Data section

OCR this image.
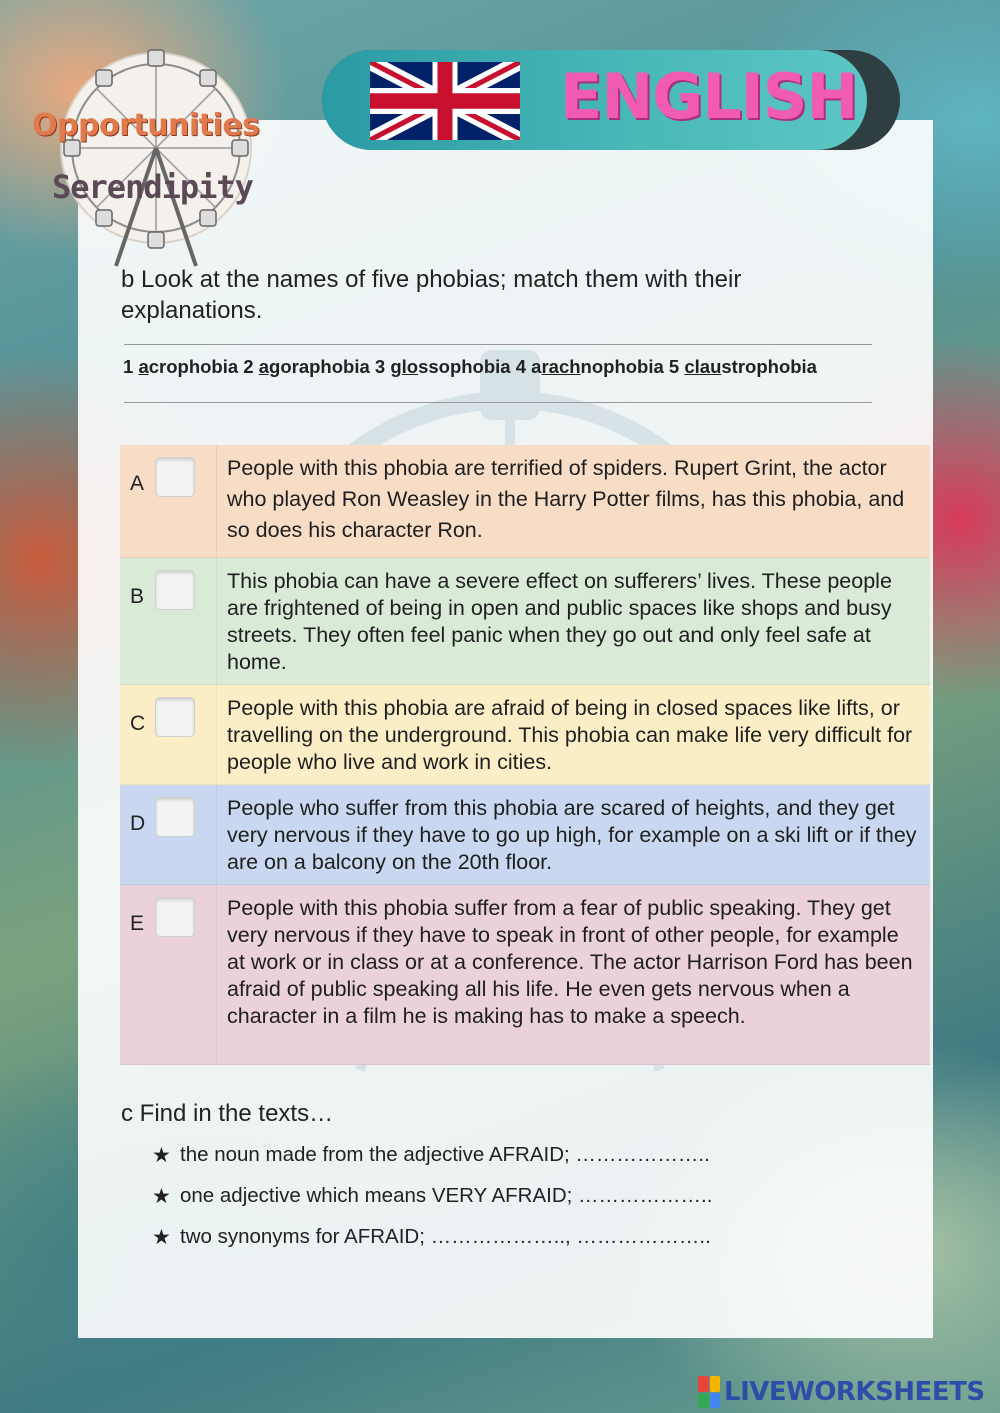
Opportunities
Serendipity
ENGLISH
b Look at the names of five phobias; match them with their explanations.
1 acrophobia 2 agoraphobia 3 glossophobia 4 arachnophobia 5 claustrophobia
A
People with this phobia are terrified of spiders. Rupert Grint, the actor who played Ron Weasley in the Harry Potter films, has this phobia, and so does his character Ron.
B
This phobia can have a severe effect on sufferers’ lives. These people are frightened of being in open and public spaces like shops and busy streets. They often feel panic when they go out and only feel safe at home.
C
People with this phobia are afraid of being in closed spaces like lifts, or travelling on the underground. This phobia can make life very difficult for people who live and work in cities.
D
People who suffer from this phobia are scared of heights, and they get very nervous if they have to go up high, for example on a ski lift or if they are on a balcony on the 20th floor.
E
People with this phobia suffer from a fear of public speaking. They get very nervous if they have to speak in front of other people, for example at work or in class or at a conference. The actor Harrison Ford has been afraid of public speaking all his life. He even gets nervous when a character in a film he is making has to make a speech.
c Find in the texts…
★ the noun made from the adjective AFRAID; ………………..
★ one adjective which means VERY AFRAID; ………………..
★ two synonyms for AFRAID; ……………….., ………………..
LIVEWORKSHEETS
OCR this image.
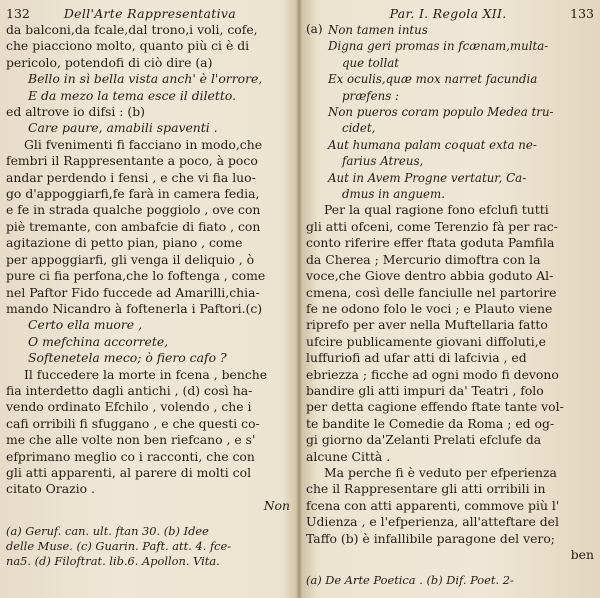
132	Dell'Arte Rappresentativa
da balconi,da fcale,dal trono,i voli, cofe,
che piacciono molto, quanto più ci è di
pericolo, potendofi di ciò dire (a)
Bello in sì bella vista anch' è l'orrore,
E da mezo la tema esce il diletto.
ed altrove io difsi : (b)
Care paure, amabili spaventi .
Gli fvenimenti fi facciano in modo,che
fembri il Rappresentante a poco, à poco
andar perdendo i fensi , e che vi fia luo-
go d'appoggiarfi,fe farà in camera fedia,
e fe in strada qualche poggiolo , ove con
piè tremante, con ambafcie di fiato , con
agitazione di petto pian, piano , come
per appoggiarfi, gli venga il deliquio , ò
pure ci fia perfona,che lo foftenga , come
nel Paftor Fido fuccede ad Amarilli,chia-
mando Nicandro à foftenerla i Paftori.(c)
Certo ella muore ,
O mefchina accorrete,
Softenetela meco; ò fiero cafo ?
Il fuccedere la morte in fcena , benche
fia interdetto dagli antichi , (d) così ha-
vendo ordinato Efchilo , volendo , che i
cafi orribili fi sfuggano , e che questi co-
me che alle volte non ben riefcano , e s'
efprimano meglio co i racconti, che con
gli atti apparenti, al parere di molti col
citato Orazio .
Non
(a) Geruf. can. ult. ftan 30. (b) Idee
delle Muse. (c) Guarin. Paft. att. 4. fce-
na5. (d) Filoftrat. lib.6. Apollon. Vita.
Par. I. Regola XII.	133
(a) Non tamen intus
Digna geri promas in fcænam,multa-
que tollat
Ex oculis,quæ mox narret facundia
præfens :
Non pueros coram populo Medea tru-
cidet,
Aut humana palam coquat exta ne-
farius Atreus,
Aut in Avem Progne vertatur, Ca-
dmus in anguem.
Per la qual ragione fono efclufi tutti
gli atti ofceni, come Terenzio fà per rac-
conto riferire effer ftata goduta Pamfila
da Cherea ; Mercurio dimoftra con la
voce,che Giove dentro abbia goduto Al-
cmena, così delle fanciulle nel partorire
fe ne odono folo le voci ; e Plauto viene
riprefo per aver nella Muftellaria fatto
ufcire publicamente giovani diffoluti,e
luffuriofi ad ufar atti di lafcivia , ed
ebriezza ; ficche ad ogni modo fi devono
bandire gli atti impuri da' Teatri , folo
per detta cagione effendo ftate tante vol-
te bandite le Comedie da Roma ; ed og-
gi giorno da'Zelanti Prelati efclufe da
alcune Città .
Ma perche fi è veduto per efperienza
che il Rappresentare gli atti orribili in
fcena con atti apparenti, commove più l'
Udienza , e l'efperienza, all'atteftare del
Taffo (b) è infallibile paragone del vero;
ben
(a) De Arte Poetica . (b) Dif. Poet. 2-
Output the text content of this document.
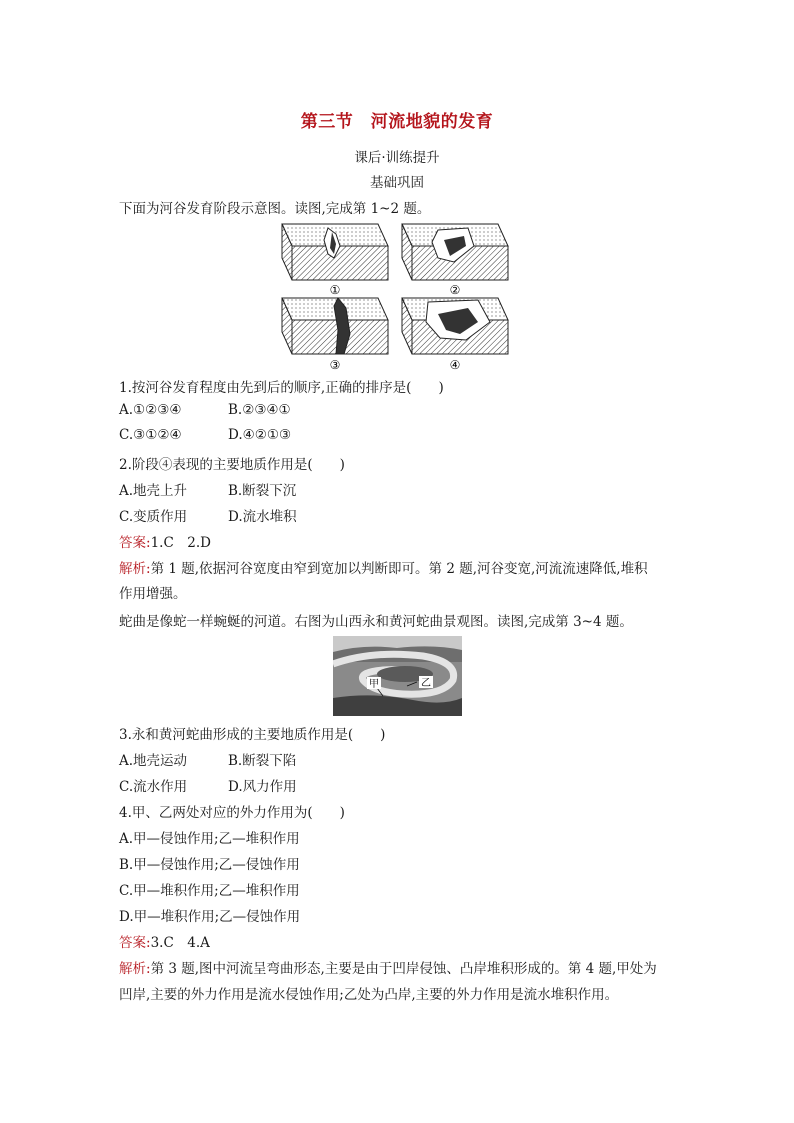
第三节　河流地貌的发育
课后·训练提升
基础巩固
下面为河谷发育阶段示意图。读图,完成第 1~2 题。
①	②
③	④
1.按河谷发育程度由先到后的顺序,正确的排序是(　　)
A.①②③④	B.②③④①
C.③①②④	D.④②①③
2.阶段④表现的主要地质作用是(　　)
A.地壳上升	B.断裂下沉
C.变质作用	D.流水堆积
答案:1.C　2.D
解析:第 1 题,依据河谷宽度由窄到宽加以判断即可。第 2 题,河谷变宽,河流流速降低,堆积
作用增强。
蛇曲是像蛇一样蜿蜒的河道。右图为山西永和黄河蛇曲景观图。读图,完成第 3~4 题。
甲	乙
3.永和黄河蛇曲形成的主要地质作用是(　　)
A.地壳运动	B.断裂下陷
C.流水作用	D.风力作用
4.甲、乙两处对应的外力作用为(　　)
A.甲—侵蚀作用;乙—堆积作用
B.甲—侵蚀作用;乙—侵蚀作用
C.甲—堆积作用;乙—堆积作用
D.甲—堆积作用;乙—侵蚀作用
答案:3.C　4.A
解析:第 3 题,图中河流呈弯曲形态,主要是由于凹岸侵蚀、凸岸堆积形成的。第 4 题,甲处为
凹岸,主要的外力作用是流水侵蚀作用;乙处为凸岸,主要的外力作用是流水堆积作用。
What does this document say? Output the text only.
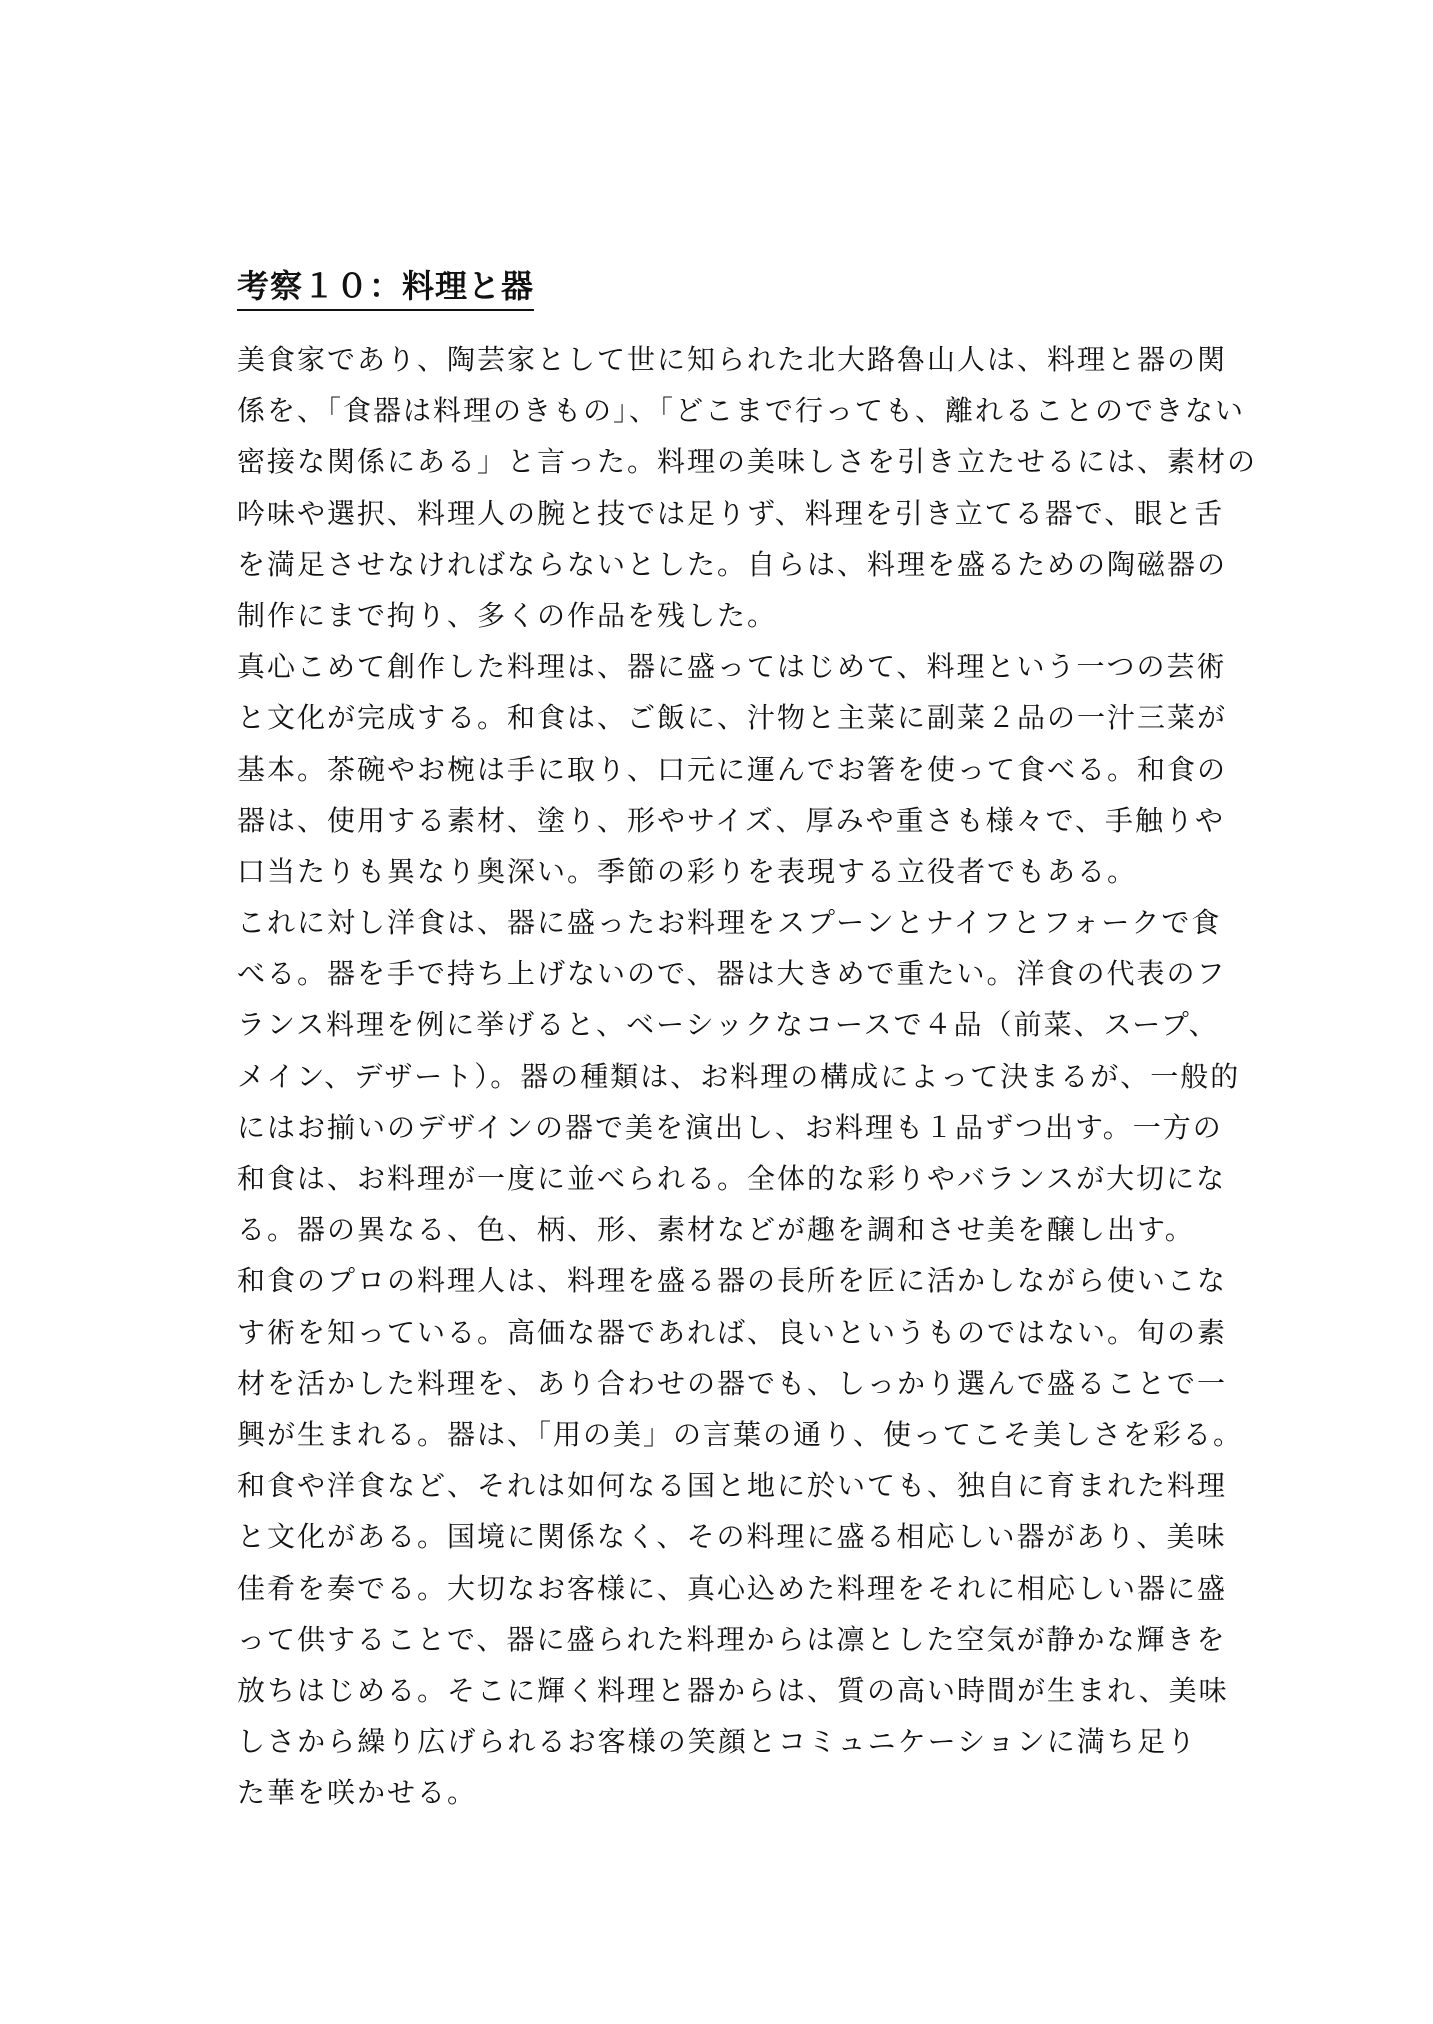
考察１０：料理と器
美食家であり、陶芸家として世に知られた北大路魯山人は、料理と器の関
係を、「食器は料理のきもの」、「どこまで行っても、離れることのできない
密接な関係にある」と言った。料理の美味しさを引き立たせるには、素材の
吟味や選択、料理人の腕と技では足りず、料理を引き立てる器で、眼と舌
を満足させなければならないとした。自らは、料理を盛るための陶磁器の
制作にまで拘り、多くの作品を残した。
真心こめて創作した料理は、器に盛ってはじめて、料理という一つの芸術
と文化が完成する。和食は、ご飯に、汁物と主菜に副菜２品の一汁三菜が
基本。茶碗やお椀は手に取り、口元に運んでお箸を使って食べる。和食の
器は、使用する素材、塗り、形やサイズ、厚みや重さも様々で、手触りや
口当たりも異なり奥深い。季節の彩りを表現する立役者でもある。
これに対し洋食は、器に盛ったお料理をスプーンとナイフとフォークで食
べる。器を手で持ち上げないので、器は大きめで重たい。洋食の代表のフ
ランス料理を例に挙げると、ベーシックなコースで４品（前菜、スープ、
メイン、デザート）。器の種類は、お料理の構成によって決まるが、一般的
にはお揃いのデザインの器で美を演出し、お料理も１品ずつ出す。一方の
和食は、お料理が一度に並べられる。全体的な彩りやバランスが大切にな
る。器の異なる、色、柄、形、素材などが趣を調和させ美を醸し出す。
和食のプロの料理人は、料理を盛る器の長所を匠に活かしながら使いこな
す術を知っている。高価な器であれば、良いというものではない。旬の素
材を活かした料理を、あり合わせの器でも、しっかり選んで盛ることで一
興が生まれる。器は、「用の美」の言葉の通り、使ってこそ美しさを彩る。
和食や洋食など、それは如何なる国と地に於いても、独自に育まれた料理
と文化がある。国境に関係なく、その料理に盛る相応しい器があり、美味
佳肴を奏でる。大切なお客様に、真心込めた料理をそれに相応しい器に盛
って供することで、器に盛られた料理からは凛とした空気が静かな輝きを
放ちはじめる。そこに輝く料理と器からは、質の高い時間が生まれ、美味
しさから繰り広げられるお客様の笑顔とコミュニケーションに満ち足り
た華を咲かせる。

Goal
Check each line above for the string "efperienza" and report how many lines have it, giving only the number.

Full answer
2